### DO THIS:
Please find all lines in the data that hold the string "kind" and copy them.

Figure data in JSON

☆ ☆ ☆ ☆ ☆ ☆ ☆

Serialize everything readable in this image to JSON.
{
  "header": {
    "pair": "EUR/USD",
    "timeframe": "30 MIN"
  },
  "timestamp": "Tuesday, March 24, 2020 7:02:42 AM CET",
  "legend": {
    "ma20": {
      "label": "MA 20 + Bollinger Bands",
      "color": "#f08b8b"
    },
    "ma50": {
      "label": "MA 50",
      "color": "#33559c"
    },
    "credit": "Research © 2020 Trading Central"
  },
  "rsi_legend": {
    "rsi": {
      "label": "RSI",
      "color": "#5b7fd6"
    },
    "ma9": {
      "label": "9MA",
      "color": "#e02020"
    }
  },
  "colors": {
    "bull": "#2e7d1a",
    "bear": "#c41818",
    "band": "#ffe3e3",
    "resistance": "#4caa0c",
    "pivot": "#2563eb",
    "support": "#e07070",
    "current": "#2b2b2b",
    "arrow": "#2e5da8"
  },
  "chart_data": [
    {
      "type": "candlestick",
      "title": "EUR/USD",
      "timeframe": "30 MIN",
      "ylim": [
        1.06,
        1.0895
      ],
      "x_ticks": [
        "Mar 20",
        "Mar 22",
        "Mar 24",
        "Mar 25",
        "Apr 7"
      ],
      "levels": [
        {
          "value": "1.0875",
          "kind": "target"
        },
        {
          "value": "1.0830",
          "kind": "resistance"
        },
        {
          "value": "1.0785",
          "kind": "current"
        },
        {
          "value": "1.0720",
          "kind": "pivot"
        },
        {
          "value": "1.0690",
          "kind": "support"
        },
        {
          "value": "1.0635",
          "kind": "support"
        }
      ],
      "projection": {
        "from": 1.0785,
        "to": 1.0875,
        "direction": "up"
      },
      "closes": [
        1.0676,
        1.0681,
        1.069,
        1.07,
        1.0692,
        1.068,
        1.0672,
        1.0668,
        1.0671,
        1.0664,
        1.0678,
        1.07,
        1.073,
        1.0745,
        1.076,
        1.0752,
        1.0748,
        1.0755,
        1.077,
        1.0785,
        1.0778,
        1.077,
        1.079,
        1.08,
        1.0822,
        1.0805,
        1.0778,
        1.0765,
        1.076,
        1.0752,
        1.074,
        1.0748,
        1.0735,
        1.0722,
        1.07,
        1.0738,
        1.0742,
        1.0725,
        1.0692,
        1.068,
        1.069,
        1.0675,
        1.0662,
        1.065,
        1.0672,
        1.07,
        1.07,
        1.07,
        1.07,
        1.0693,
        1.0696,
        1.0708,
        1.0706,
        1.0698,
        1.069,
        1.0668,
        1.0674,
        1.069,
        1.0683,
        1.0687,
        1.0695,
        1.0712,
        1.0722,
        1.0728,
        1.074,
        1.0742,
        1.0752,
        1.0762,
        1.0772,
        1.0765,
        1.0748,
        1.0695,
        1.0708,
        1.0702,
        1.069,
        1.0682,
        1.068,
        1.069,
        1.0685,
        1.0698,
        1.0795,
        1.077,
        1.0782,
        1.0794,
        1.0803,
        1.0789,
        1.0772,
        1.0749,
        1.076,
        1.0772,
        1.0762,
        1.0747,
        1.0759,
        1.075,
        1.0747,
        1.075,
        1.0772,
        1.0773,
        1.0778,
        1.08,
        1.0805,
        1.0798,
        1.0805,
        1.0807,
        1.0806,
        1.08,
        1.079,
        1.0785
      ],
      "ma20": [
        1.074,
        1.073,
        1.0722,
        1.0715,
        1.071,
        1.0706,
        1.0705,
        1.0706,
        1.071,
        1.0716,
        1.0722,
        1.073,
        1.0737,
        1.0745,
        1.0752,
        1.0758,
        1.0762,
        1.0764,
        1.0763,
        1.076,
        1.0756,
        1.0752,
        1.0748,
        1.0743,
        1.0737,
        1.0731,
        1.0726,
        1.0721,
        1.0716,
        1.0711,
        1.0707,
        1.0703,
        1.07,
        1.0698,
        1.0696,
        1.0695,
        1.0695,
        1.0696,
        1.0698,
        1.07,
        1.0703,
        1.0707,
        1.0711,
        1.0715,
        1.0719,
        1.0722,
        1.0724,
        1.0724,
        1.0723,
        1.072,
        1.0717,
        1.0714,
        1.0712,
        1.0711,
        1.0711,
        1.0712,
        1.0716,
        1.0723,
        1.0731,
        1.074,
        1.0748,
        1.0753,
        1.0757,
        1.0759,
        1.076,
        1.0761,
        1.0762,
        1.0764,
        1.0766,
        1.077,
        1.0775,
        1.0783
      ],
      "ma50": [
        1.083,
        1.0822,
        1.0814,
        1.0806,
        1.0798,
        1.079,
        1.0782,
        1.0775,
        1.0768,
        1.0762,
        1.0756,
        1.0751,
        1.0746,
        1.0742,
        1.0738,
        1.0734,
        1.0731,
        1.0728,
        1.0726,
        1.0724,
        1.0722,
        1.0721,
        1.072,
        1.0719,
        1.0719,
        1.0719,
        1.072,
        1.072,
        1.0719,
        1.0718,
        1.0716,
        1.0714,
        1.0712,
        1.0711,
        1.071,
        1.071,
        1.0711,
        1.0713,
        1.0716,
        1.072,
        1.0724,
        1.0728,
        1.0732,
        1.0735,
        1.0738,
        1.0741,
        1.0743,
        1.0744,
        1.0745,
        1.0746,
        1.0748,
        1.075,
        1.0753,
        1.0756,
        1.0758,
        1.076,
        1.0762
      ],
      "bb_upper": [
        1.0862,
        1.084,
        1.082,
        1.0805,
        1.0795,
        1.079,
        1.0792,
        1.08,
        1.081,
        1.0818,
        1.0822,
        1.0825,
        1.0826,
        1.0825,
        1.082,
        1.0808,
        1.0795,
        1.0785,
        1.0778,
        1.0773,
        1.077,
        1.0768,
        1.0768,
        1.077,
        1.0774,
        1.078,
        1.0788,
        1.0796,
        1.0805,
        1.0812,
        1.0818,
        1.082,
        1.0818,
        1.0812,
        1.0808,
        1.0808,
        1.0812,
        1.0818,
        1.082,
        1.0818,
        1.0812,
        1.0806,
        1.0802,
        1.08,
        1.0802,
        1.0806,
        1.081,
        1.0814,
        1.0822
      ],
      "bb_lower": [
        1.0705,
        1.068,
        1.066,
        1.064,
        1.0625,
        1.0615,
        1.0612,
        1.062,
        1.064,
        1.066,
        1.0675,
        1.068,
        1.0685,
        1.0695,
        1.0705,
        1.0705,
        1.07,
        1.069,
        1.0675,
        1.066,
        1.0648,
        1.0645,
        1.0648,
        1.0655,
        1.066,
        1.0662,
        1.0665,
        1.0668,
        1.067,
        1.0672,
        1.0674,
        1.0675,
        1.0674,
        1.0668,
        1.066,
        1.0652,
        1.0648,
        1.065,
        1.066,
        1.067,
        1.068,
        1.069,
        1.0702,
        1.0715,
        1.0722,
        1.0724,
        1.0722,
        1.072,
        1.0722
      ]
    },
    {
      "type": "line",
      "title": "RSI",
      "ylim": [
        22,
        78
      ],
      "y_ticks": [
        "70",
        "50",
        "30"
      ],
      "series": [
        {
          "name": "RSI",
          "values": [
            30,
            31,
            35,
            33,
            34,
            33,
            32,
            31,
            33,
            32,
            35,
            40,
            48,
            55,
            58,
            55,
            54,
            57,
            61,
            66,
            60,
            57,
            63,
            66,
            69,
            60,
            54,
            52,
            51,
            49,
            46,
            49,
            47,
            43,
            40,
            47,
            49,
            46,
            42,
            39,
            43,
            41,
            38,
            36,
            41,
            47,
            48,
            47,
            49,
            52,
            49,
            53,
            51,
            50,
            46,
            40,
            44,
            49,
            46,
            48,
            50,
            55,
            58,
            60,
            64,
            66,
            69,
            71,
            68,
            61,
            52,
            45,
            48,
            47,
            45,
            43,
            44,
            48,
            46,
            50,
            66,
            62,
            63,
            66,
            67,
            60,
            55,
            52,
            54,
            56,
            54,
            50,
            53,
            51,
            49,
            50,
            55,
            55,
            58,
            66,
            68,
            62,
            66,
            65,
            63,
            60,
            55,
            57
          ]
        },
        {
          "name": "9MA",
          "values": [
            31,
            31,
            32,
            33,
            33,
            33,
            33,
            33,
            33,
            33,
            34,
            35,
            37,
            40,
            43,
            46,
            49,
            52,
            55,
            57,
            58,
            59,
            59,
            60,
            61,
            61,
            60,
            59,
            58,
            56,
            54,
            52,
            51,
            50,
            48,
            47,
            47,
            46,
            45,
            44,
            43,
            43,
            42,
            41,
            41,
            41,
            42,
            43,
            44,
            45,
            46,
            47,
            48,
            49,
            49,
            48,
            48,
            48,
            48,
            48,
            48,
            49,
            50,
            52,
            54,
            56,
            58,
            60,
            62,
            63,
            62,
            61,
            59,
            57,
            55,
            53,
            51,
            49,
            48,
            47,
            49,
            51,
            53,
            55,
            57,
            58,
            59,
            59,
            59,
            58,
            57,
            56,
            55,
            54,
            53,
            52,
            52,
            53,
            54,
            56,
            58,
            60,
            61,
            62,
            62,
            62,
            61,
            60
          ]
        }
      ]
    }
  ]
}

☆ ☆ ☆ ☆ ☆ ☆ ☆

### RESPONSE:
          "kind": "target"
          "kind": "resistance"
          "kind": "current"
          "kind": "pivot"
          "kind": "support"
          "kind": "support"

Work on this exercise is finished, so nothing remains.